Source text:
================

Okay okay, so this post was going to be filled with hate and hurt and pain because that was the way I felt after I saw a person who I thought was my best friend driving a car with lots of other girls and she didn't even tell me she was driving or to ride or anything today.

It as a SLAP to the face.

BUT,

I talked to a loyal friend and she gave me great advice that was all true....let's call her, L. And now this post is all about love and respect.

Now, I want to dedicate this post to all people out there who are like her.... those who are THERE for you, those who care.


This person, L, although we aren't as close as we used to be, she's ALWAYS there for me no matter what.

I asked her what to do when a person treats you like trash when to you she's your best friend. Do you guys have that type of best friend?

Anyways, she was like she would talk to them and I said that she wasn't the kind to talk. She asked if it was M (That girl who I thought was my best friend;p) and so I said yes. I tell you, I'd trust L with my life!

================

Dataset excerpt:
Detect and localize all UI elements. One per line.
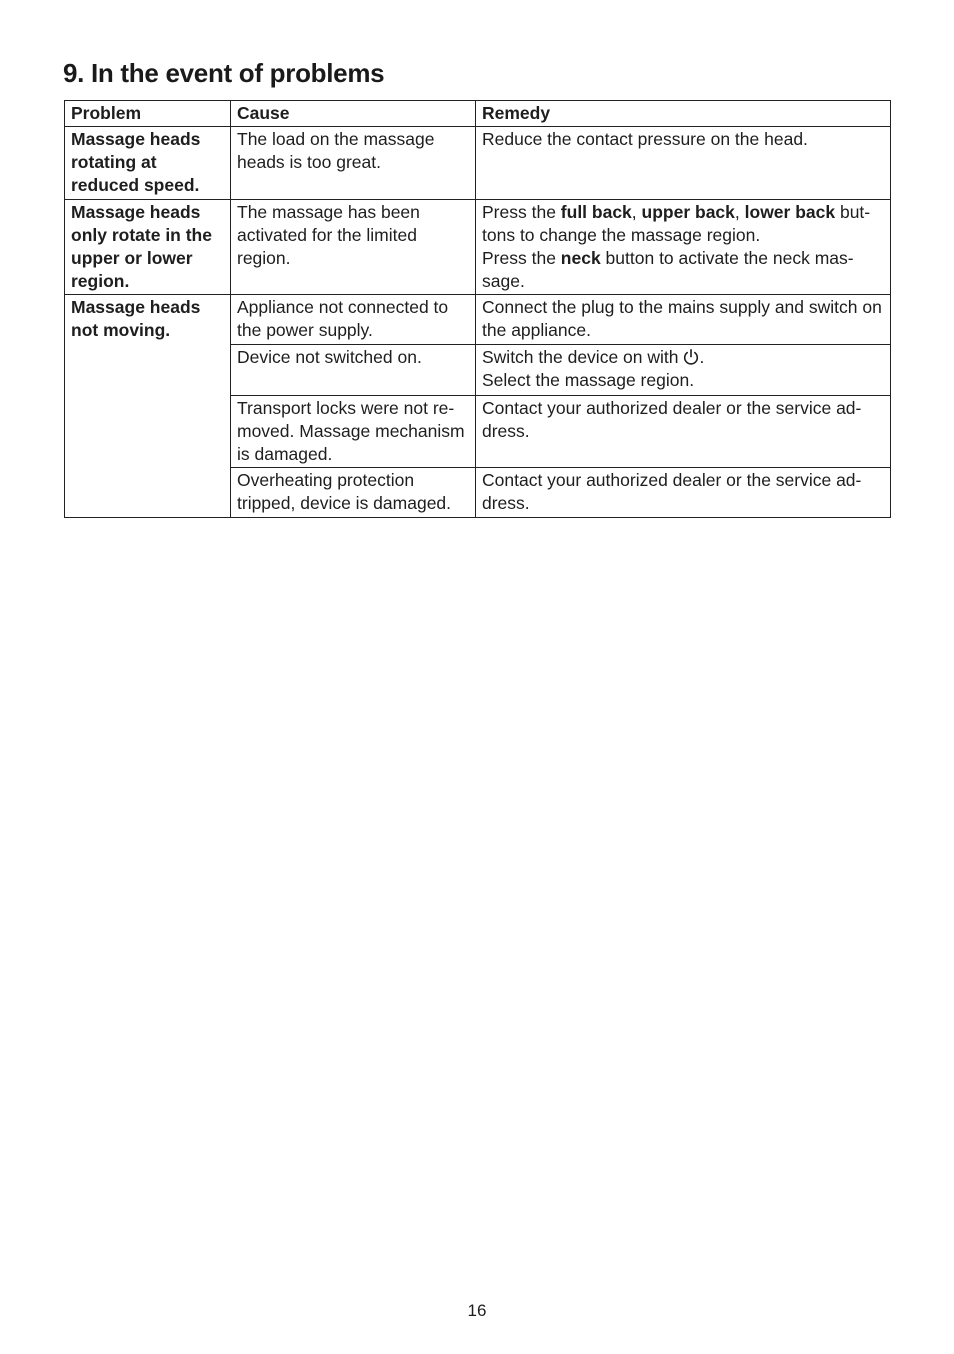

================

Directives:
A – Rewrite the friendship post from "Okay okay, so" up to and including "love and respect.", changing "advice" to "counsel".
B – Write a continuation of the friendship post that picks up right after its final sentence.

Responses:
A –
Okay okay, so this post was going to be filled with hate and hurt and pain because that was the way I felt after I saw a person who I thought was my best friend driving a car with lots of other girls and she didn't even tell me she was driving or to ride or anything today.

It as a SLAP to the face.

BUT,

I talked to a loyal friend and she gave me great counsel that was all true....let's call her, L. And now this post is all about love and respect.

B –
She told me the truth to my face, that M was moving away and that it was a slap to the face and that I should wake up to the reality.

She was absolutely right!

BTW, she wasn't telling me this in a mean way, she was telling me this in the right way (Plus this is just the overall general thing); and it's not like she's talking about something she doesn't know, the three of us, L, M, and I were close in the past for a while but we aren't as close but we you know how it is, we all go to the same school and she knows me so freaking well I don't know how she does. I've been through so much with her (good & bad & hard times).


Anyways, I always thought I was this happy, positive, optimistic person. But she made me realize I wasn't... I wasn't happy in a while. I was being treated like sh--.

It wasn't always like this, I'm pretty sure there was a time about four years ago when things were really good, where we actually cared about each other.

But not anymore. And L made me realize that. I cried so much today.

She woke me up to reality. The reality being that this is the end of a lie I let myself live with for a while now.

And I realized I really wasn't happy or positive, if I were, I would've concentrated on the good things in life.

And at that moment, I got an epiphany.

I have so many good people in my life that do care about me. I should stop concentrating on people who have been close to me for a long time and put them as a priority when to them I'm only a choice. I did have other people who I can tell actually cared about me.

I feel refreshed, and happy at this moment moment, after talking to her. I am ready for a new beginning.

And I am ready to be genuinely happy again.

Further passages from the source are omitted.